## Begin Records to use

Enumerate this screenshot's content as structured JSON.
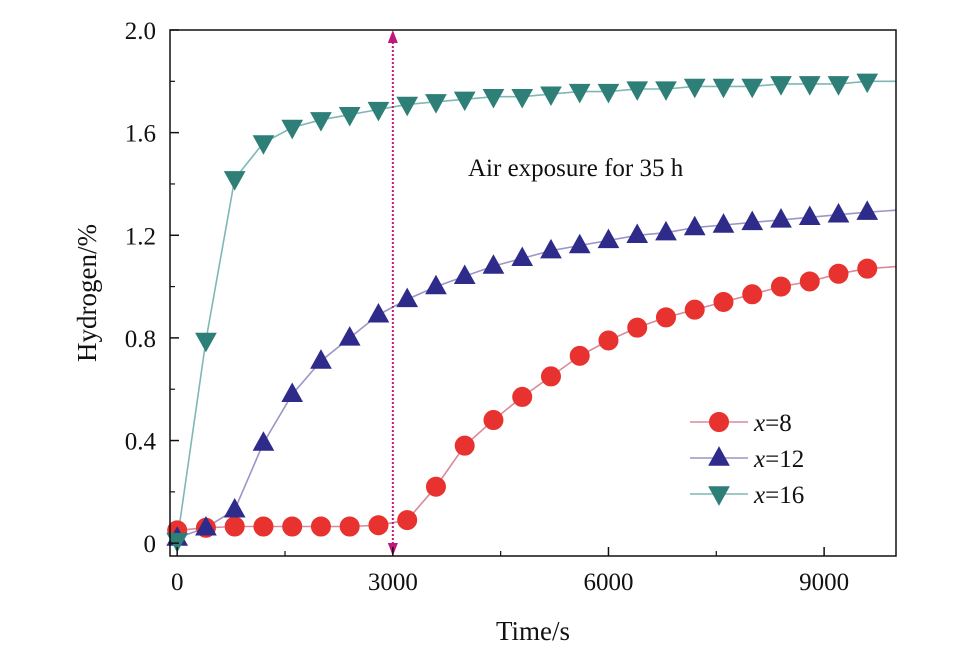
{
  "chart_data": {
    "type": "line",
    "xlabel": "Time/s",
    "ylabel": "Hydrogen/%",
    "xlim": [
      -100,
      10000
    ],
    "ylim": [
      -0.05,
      2.0
    ],
    "xticks": [
      0,
      3000,
      6000,
      9000
    ],
    "xtick_labels": [
      "0",
      "3000",
      "6000",
      "9000"
    ],
    "yticks": [
      0,
      0.4,
      0.8,
      1.2,
      1.6,
      2.0
    ],
    "ytick_labels": [
      "0",
      "0.4",
      "0.8",
      "1.2",
      "1.6",
      "2.0"
    ],
    "grid": false,
    "legend_position": "lower-right",
    "annotation": {
      "text": "Air exposure for 35 h",
      "x": 3000,
      "color": "#c0177a"
    },
    "series": [
      {
        "name": "x=8",
        "legend_var": "x",
        "legend_val": "=8",
        "marker": "circle",
        "line_color": "#d98a9a",
        "marker_color": "#e8322f",
        "x": [
          0,
          400,
          800,
          1200,
          1600,
          2000,
          2400,
          2800,
          3200,
          3600,
          4000,
          4400,
          4800,
          5200,
          5600,
          6000,
          6400,
          6800,
          7200,
          7600,
          8000,
          8400,
          8800,
          9200,
          9600
        ],
        "values": [
          0.05,
          0.06,
          0.065,
          0.065,
          0.065,
          0.065,
          0.065,
          0.07,
          0.09,
          0.22,
          0.38,
          0.48,
          0.57,
          0.65,
          0.73,
          0.79,
          0.84,
          0.88,
          0.91,
          0.94,
          0.97,
          1.0,
          1.02,
          1.05,
          1.07
        ]
      },
      {
        "name": "x=12",
        "legend_var": "x",
        "legend_val": "=12",
        "marker": "triangle-up",
        "line_color": "#9a96c8",
        "marker_color": "#2e2b8a",
        "x": [
          0,
          400,
          800,
          1200,
          1600,
          2000,
          2400,
          2800,
          3200,
          3600,
          4000,
          4400,
          4800,
          5200,
          5600,
          6000,
          6400,
          6800,
          7200,
          7600,
          8000,
          8400,
          8800,
          9200,
          9600
        ],
        "values": [
          0.02,
          0.06,
          0.13,
          0.39,
          0.58,
          0.71,
          0.8,
          0.89,
          0.95,
          1.0,
          1.04,
          1.08,
          1.11,
          1.14,
          1.16,
          1.18,
          1.2,
          1.21,
          1.23,
          1.24,
          1.25,
          1.26,
          1.27,
          1.28,
          1.29
        ]
      },
      {
        "name": "x=16",
        "legend_var": "x",
        "legend_val": "=16",
        "marker": "triangle-down",
        "line_color": "#7fb8b3",
        "marker_color": "#2e7f78",
        "x": [
          0,
          400,
          800,
          1200,
          1600,
          2000,
          2400,
          2800,
          3200,
          3600,
          4000,
          4400,
          4800,
          5200,
          5600,
          6000,
          6400,
          6800,
          7200,
          7600,
          8000,
          8400,
          8800,
          9200,
          9600
        ],
        "values": [
          0.01,
          0.79,
          1.42,
          1.56,
          1.62,
          1.65,
          1.67,
          1.69,
          1.71,
          1.72,
          1.73,
          1.74,
          1.74,
          1.75,
          1.76,
          1.76,
          1.77,
          1.77,
          1.78,
          1.78,
          1.78,
          1.79,
          1.79,
          1.79,
          1.8
        ]
      }
    ]
  }
}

## End Records to use

Check every line for "triangle" and show the ones that have it.

        "marker": "triangle-up",
        "marker": "triangle-down",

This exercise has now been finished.